### EXERCISE DESCRIPTION:
Write out all the material exactly. Leave nothing out.

### EXCERPTED RECORDS:
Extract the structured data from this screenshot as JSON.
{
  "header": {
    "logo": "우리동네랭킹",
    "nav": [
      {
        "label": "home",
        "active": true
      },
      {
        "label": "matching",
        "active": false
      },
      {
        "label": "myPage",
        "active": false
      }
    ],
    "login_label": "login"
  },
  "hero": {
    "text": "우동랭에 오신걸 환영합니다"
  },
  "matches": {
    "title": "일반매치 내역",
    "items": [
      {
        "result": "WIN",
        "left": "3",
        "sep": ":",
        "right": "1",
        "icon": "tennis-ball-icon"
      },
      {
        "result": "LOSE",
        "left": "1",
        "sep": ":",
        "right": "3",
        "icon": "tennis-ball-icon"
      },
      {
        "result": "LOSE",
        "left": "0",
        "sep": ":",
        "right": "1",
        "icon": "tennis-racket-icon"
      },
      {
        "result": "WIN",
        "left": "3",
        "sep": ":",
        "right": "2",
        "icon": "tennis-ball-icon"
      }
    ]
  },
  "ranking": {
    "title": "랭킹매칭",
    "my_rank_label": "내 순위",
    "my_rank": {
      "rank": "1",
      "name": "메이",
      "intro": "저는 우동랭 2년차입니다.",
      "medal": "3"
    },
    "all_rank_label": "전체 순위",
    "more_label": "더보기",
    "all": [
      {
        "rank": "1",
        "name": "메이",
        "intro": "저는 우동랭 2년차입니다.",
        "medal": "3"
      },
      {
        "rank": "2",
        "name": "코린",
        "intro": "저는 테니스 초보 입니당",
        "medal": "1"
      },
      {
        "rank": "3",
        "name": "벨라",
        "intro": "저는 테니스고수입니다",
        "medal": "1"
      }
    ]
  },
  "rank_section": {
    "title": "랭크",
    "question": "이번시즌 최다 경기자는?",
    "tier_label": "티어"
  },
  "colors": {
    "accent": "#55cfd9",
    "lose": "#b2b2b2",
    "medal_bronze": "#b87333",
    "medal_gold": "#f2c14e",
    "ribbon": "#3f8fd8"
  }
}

### RESULT OF THIS EXERCISE:
Extract the structured data from this screenshot as JSON.
{
  "header": {
    "logo": "우리동네랭킹",
    "nav": [
      {
        "label": "home",
        "active": true
      },
      {
        "label": "matching",
        "active": false
      },
      {
        "label": "myPage",
        "active": false
      }
    ],
    "login_label": "login"
  },
  "hero": {
    "text": "우동랭에 오신걸 환영합니다"
  },
  "matches": {
    "title": "일반매치 내역",
    "items": [
      {
        "result": "WIN",
        "left": "3",
        "sep": ":",
        "right": "1",
        "icon": "tennis-ball-icon"
      },
      {
        "result": "LOSE",
        "left": "1",
        "sep": ":",
        "right": "3",
        "icon": "tennis-ball-icon"
      },
      {
        "result": "LOSE",
        "left": "0",
        "sep": ":",
        "right": "1",
        "icon": "tennis-racket-icon"
      },
      {
        "result": "WIN",
        "left": "3",
        "sep": ":",
        "right": "2",
        "icon": "tennis-ball-icon"
      }
    ]
  },
  "ranking": {
    "title": "랭킹매칭",
    "my_rank_label": "내 순위",
    "my_rank": {
      "rank": "1",
      "name": "메이",
      "intro": "저는 우동랭 2년차입니다.",
      "medal": "3"
    },
    "all_rank_label": "전체 순위",
    "more_label": "더보기",
    "all": [
      {
        "rank": "1",
        "name": "메이",
        "intro": "저는 우동랭 2년차입니다.",
        "medal": "3"
      },
      {
        "rank": "2",
        "name": "코린",
        "intro": "저는 테니스 초보 입니당",
        "medal": "1"
      },
      {
        "rank": "3",
        "name": "벨라",
        "intro": "저는 테니스고수입니다",
        "medal": "1"
      }
    ]
  },
  "rank_section": {
    "title": "랭크",
    "question": "이번시즌 최다 경기자는?",
    "tier_label": "티어"
  },
  "colors": {
    "accent": "#55cfd9",
    "lose": "#b2b2b2",
    "medal_bronze": "#b87333",
    "medal_gold": "#f2c14e",
    "ribbon": "#3f8fd8"
  }
}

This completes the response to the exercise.